#### Stated problem
For each line below that includes the word "grid", make a copy.

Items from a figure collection
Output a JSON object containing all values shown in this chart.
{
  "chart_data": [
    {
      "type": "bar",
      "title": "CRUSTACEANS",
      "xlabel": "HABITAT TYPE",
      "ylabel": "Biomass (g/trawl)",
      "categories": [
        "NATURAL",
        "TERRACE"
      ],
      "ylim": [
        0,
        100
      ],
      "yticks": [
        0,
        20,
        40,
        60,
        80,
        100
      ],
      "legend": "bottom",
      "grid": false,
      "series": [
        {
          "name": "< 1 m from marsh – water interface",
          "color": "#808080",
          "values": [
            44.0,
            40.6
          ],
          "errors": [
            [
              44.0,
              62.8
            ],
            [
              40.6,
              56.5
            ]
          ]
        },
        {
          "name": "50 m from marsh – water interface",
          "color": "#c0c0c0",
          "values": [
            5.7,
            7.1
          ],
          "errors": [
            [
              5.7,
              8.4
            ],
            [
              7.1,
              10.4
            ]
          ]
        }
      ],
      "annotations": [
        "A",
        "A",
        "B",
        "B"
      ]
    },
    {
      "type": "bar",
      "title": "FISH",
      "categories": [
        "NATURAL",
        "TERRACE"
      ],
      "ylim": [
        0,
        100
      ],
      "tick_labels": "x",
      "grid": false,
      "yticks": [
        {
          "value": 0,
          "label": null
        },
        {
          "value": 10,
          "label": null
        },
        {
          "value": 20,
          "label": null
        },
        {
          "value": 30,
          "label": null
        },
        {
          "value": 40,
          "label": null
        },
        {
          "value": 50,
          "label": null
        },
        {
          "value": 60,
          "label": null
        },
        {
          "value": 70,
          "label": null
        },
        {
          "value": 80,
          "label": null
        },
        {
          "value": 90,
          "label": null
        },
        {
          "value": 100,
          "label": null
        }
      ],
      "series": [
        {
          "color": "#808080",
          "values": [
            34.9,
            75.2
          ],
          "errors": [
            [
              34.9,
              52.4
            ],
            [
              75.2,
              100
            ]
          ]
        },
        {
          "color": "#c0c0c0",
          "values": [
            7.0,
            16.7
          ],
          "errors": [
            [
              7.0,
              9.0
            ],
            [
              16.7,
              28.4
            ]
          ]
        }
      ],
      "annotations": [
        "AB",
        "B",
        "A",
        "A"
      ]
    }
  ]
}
---
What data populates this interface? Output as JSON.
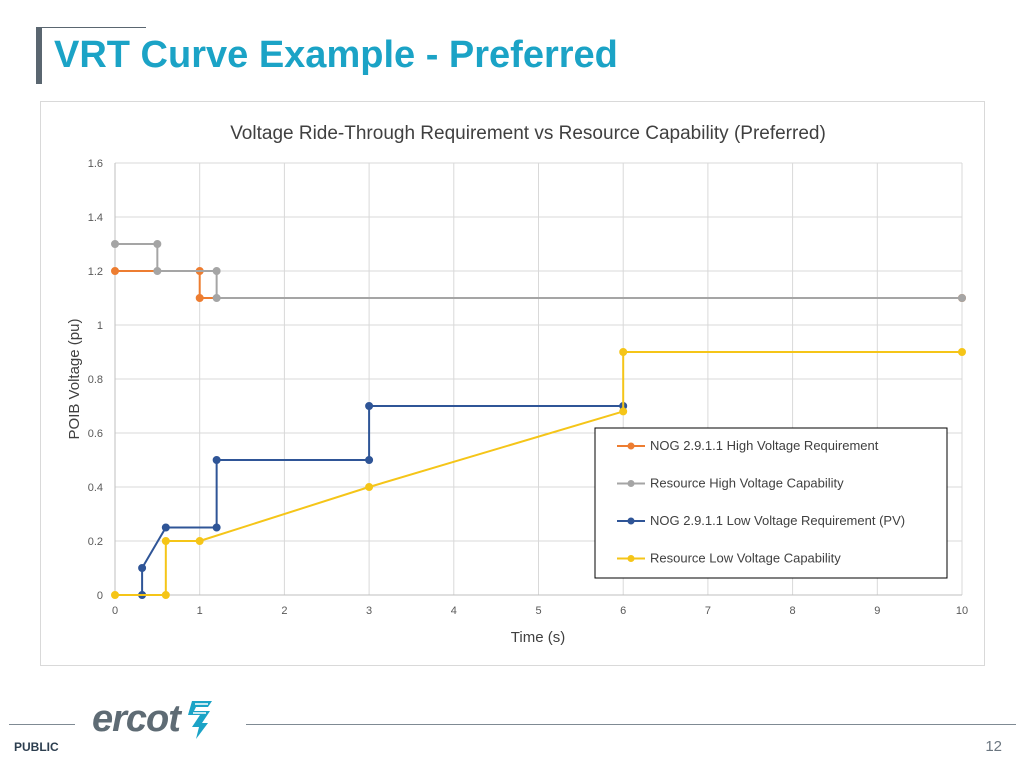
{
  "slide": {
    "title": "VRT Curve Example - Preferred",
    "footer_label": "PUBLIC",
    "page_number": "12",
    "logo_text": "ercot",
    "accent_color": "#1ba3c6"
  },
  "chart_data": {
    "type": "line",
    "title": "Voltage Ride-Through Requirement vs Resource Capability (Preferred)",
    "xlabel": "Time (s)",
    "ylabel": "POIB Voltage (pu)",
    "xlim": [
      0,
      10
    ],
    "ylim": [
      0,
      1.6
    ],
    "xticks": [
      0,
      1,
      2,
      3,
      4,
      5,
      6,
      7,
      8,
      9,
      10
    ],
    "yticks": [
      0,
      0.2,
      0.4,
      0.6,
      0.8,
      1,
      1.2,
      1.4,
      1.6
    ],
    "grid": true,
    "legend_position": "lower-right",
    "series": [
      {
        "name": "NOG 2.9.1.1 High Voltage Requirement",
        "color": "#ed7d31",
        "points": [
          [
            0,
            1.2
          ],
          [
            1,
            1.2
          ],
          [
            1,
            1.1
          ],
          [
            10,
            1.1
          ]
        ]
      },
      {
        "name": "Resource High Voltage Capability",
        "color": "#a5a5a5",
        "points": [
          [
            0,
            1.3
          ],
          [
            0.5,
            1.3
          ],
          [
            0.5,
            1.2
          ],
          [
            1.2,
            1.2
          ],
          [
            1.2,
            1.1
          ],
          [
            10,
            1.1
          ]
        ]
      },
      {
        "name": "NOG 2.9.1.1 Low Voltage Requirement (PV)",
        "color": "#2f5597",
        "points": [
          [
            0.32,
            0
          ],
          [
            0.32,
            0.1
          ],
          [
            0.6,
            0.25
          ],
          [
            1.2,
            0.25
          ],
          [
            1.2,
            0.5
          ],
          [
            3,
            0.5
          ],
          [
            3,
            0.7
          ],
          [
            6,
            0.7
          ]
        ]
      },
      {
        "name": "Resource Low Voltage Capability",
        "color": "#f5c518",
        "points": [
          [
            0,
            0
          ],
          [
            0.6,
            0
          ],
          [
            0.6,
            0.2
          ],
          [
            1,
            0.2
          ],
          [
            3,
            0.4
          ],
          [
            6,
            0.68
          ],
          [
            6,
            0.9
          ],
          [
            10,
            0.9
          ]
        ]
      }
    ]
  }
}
* * *
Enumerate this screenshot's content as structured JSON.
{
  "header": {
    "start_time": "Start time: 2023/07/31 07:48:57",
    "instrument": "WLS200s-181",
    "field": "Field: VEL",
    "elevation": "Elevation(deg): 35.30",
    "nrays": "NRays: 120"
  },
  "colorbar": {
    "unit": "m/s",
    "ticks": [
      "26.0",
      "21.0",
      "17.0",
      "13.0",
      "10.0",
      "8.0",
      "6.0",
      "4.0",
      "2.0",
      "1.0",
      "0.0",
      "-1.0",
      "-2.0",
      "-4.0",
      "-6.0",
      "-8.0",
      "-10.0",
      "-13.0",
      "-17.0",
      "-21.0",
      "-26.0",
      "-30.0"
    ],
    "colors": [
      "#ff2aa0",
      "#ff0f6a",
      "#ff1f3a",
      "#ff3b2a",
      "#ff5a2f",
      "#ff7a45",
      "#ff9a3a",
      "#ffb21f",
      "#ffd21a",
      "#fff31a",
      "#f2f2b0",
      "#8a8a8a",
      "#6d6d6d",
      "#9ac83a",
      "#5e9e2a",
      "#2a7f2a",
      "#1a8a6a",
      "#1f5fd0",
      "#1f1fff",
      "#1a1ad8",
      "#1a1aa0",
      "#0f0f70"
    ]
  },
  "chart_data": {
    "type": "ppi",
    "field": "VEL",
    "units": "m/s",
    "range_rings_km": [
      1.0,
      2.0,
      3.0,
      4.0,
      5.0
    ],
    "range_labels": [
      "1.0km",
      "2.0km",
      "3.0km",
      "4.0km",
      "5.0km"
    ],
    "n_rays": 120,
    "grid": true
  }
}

#### Solution
      "grid": false,
      "grid": false,
    "grid": true,
    "grid": true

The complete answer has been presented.